## 练习任务
[A] 根据这篇GAL4/VP16实验正文中的RT-PCR结果，用一到三句话说明为何认为GAL4/VP16融合人工转录因子能高效作用于G5E1b-TATA启动子。
[B] 列出这篇GAL4/VP16实验正文中提到的全部限制性内切酶。
[C] 接着这篇GAL4/VP16实验正文的最后一句往下写。

## 正文内容
※

1.2.4 RT-PCR检测EGFP mRNA的转录 6孔板中的细胞转染48h后，按照说明书使用TRIzol试剂提取细胞总RNA。RNA反转录得到cDNA作为模板进行PCR扩增。扩增EGFP的引物序列:5'-CCATG GTGAGCAAGGGC-3'(上游);5'-CGCCGCTTTACTTG TAC-3'(下游);产物长度729 bp;扩增GAPDH的引物序列:5'-TGGGGAAGGTGAAGTCGG-3'(上游);5'-CTGGAAGATGGTGATGGGA-3'(下游);产物长度233 bp。反应体系50μL，扩增条件:95℃ 3min;96 ℃ 45 s，58 ℃ 45 s，72 ℃ 90s，共 27 个循环;最后，72℃延伸10min。在进行 RT-PCR时，设置以mRNA为模板的空白对照组。

1.2.5 流式细胞术(flow cytometry，FCM)检测 EGFP基因的表达 6孔板中的细胞转染48h后，经胰酶消化，用1×PBS洗涤细胞2次，含1%甲醛的PBS固定细胞后，流式细胞仪检测Hep3B和HEK293细胞株中EGFP表达阳性的细胞数和平均荧光强度。实验重复3次，选择3次实验中最典型的一次。

2 结果

2.1 重组质粒的鉴定

质粒pcDNA3-GAL4/VP16和pGL3-G5E1b-TATAEGFP通过酶切后电泳，酶切图谱证明质粒构建成功。pcDNA3-GAL4/VP16质粒经KpnⅠ和XbaⅠ酶切后得到5.4 kb的载体片段与788 bp的 GAL4/VP16片段(图1);pGL3-G5E1b-TATA-EGFP质粒经XbaⅠ单酶切后得到825 bp左右的TATA-EGFP片段，经XbaⅠ和NcoⅠ酶切后得到759 bp左右的EGFP片段，经SacⅠ和 NcoⅠ酶切后，得到197 bp左右的G5E1b-TATA片段(图2)。对质粒pcDNA3-GAL4/VP16和 pGL3-G5E1b-TATA-EGFP进行测序，证实GAL4/VP16融合基因、G5E1b-TATA-EGFP的序列正确。

2.2 Hep3B和HEK293细胞中EGFP基因的转录

2.2.1 RT-PCR法检测 在Hep3B和HEK293细胞中，共转染 pcDNA3-GAL4/VP16和 pGL3-G5E1b-TATA-EGFP质粒的细胞EGFP基因转录生成的mRNA表达量明显高于单独转染pGL3-G5E1b-TATAEGFP质粒的细胞，转录活性与巨细胞病毒(cytomegalovirus，CMV)启动子接近，提示GAL4/VP16融合人工转录因子能够高效地与G5E1b-TATA启动子作用，增强EGFP基因转录(图3)。

2.2.2 FCM检测 在Hep3B和HEK293细胞系中，实验组G5E1b-TATA启动子在GAL4/VP16融合转录因子存在的情况下，转录活性明显高于阴性对照组，甚至达到CMV启动子(阳性对照组)的活性(图4)。

※

## 记录列表
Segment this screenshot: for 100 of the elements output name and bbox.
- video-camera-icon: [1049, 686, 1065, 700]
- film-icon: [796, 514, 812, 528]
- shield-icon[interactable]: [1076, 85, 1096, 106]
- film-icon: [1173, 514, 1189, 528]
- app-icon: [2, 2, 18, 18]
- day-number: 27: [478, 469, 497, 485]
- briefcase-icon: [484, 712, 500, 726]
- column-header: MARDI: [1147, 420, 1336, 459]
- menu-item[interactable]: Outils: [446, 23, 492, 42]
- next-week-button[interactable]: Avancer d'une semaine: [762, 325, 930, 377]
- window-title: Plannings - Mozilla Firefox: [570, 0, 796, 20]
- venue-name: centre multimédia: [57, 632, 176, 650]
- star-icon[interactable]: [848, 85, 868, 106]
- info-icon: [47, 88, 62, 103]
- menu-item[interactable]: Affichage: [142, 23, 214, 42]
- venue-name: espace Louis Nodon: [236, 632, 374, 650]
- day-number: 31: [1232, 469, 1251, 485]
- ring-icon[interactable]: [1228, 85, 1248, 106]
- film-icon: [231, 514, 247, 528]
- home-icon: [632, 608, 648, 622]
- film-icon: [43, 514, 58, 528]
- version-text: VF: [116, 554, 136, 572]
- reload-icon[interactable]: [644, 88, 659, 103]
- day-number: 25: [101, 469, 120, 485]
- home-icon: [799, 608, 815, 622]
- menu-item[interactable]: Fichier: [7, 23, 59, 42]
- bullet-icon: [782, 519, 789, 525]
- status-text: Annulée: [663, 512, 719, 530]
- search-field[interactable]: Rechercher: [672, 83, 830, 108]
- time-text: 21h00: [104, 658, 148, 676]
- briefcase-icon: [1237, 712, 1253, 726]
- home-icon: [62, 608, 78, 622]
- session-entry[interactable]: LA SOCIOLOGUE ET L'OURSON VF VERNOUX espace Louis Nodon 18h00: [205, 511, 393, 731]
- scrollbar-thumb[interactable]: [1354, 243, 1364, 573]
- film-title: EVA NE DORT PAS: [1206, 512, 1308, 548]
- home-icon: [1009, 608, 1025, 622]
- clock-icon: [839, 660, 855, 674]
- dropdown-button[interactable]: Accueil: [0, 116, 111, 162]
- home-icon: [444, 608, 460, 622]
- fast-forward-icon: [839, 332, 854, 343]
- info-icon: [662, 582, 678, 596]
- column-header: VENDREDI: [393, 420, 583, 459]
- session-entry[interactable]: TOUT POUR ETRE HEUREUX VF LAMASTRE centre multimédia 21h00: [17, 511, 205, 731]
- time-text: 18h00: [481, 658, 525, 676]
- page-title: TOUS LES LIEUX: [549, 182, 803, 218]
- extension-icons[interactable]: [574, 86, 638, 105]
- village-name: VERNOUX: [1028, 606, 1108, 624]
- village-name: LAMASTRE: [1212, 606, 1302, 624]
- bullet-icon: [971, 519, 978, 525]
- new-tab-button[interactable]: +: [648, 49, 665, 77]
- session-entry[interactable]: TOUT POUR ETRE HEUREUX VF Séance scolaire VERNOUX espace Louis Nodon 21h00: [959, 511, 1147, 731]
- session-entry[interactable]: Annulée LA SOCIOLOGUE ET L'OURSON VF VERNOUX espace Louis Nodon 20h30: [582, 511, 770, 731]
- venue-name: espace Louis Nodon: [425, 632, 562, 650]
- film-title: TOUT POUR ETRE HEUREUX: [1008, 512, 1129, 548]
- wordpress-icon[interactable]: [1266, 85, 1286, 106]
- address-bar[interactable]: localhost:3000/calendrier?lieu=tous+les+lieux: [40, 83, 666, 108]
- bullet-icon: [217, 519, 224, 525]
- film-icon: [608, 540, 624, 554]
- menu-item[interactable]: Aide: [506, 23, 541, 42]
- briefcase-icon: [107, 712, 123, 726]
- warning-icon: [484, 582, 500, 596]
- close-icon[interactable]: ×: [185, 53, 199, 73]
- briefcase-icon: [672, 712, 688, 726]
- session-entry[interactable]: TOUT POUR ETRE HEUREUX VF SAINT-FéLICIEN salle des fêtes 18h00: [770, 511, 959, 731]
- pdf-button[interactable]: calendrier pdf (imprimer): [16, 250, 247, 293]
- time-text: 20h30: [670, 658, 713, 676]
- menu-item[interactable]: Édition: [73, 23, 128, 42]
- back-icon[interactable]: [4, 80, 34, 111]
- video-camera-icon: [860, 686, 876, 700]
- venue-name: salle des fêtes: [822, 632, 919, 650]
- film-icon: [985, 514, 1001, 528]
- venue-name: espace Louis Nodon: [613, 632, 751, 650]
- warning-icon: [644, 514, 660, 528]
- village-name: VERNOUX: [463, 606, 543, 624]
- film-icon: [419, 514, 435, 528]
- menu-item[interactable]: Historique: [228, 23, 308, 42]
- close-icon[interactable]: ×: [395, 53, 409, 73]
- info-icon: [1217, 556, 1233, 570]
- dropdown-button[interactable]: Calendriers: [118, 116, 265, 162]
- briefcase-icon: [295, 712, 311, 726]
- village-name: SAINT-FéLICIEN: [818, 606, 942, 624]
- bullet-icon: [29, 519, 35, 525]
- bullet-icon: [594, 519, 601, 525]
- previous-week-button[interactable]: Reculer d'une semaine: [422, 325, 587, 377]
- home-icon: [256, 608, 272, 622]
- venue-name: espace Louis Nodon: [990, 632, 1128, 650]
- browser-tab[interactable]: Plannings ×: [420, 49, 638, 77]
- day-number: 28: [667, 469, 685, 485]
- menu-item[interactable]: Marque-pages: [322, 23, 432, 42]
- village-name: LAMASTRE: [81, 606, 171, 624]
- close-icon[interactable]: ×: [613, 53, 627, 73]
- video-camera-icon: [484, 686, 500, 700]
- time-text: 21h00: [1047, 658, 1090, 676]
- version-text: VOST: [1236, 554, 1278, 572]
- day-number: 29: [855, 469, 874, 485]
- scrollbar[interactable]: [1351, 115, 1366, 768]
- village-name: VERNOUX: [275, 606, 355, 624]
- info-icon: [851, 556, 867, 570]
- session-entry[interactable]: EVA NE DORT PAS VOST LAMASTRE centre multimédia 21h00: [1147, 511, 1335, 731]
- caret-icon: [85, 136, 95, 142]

※

## 依序答案
[A] 在Hep3B和HEK293细胞中，共转染pcDNA3-GAL4/VP16和pGL3-G5E1b-TATA-EGFP质粒的细胞，EGFP mRNA表达量明显高于单独转染pGL3-G5E1b-TATA-EGFP质粒的细胞。其转录活性还接近CMV启动子，由此提示该因子能高效作用于G5E1b-TATA启动子，增强EGFP基因转录。

[B] KpnⅠ、XbaⅠ、NcoⅠ、SacⅠ

[C]
3 讨论

人工转录因子可以进行模块化设计，通过改变DNA结合结构域灵活选择其作用靶

点，改变功能结构域对靶基因进行激活、抑制等产生不同的调控作用，具有简便、灵活的优点，广泛应用于基因功能研究、药物设计以及基因治疗等领域［1－3］。

酵母GAL4基因表达系统是目前了解最透彻的真核细胞转录调节系统之一，已经被广泛应用于基因工程的许多领域。在酵母中，GAL4基因的上游有一段上游激活序列(up-stream activating sequence，UAS)，UAS属于启动子近侧元件，其下游附近有一段类似于TATA盒的“AT”丰富区。酵母调节蛋白GAL4特异结合于UAS，然后使GAL1和GAL10基因特异转录［7，8］。在 UAS中，真正与 GAL4蛋白结合的核心部位是一段4个拷贝串联排列的重复序列，其中单个拷贝包括17个碱基对，序列为5'-CGGAG TACTGTCCTCCG-3'［9］。GAL4 蛋白通过 DNA 结合结构域(GAL4 DNA binding domain，GAL4 BD)特异地与这段序列结合进一步调节下游基因的表达。GAL4不存在于哺乳动物细胞内，并且只有在识别UAS时才能激活目标基因，使启动子下游基因转录，具有良好的特异性与可诱导性。这一系统在控制目的基因在培养的哺乳动物细胞中有序表达方面得到广泛应用，如在疱疹病毒介导的转基因实验中，用于控制不利的病毒基因的表达［10］;在动物实验水平，已成功应用于果蝇和转基因小鼠的基因靶向表达［11］。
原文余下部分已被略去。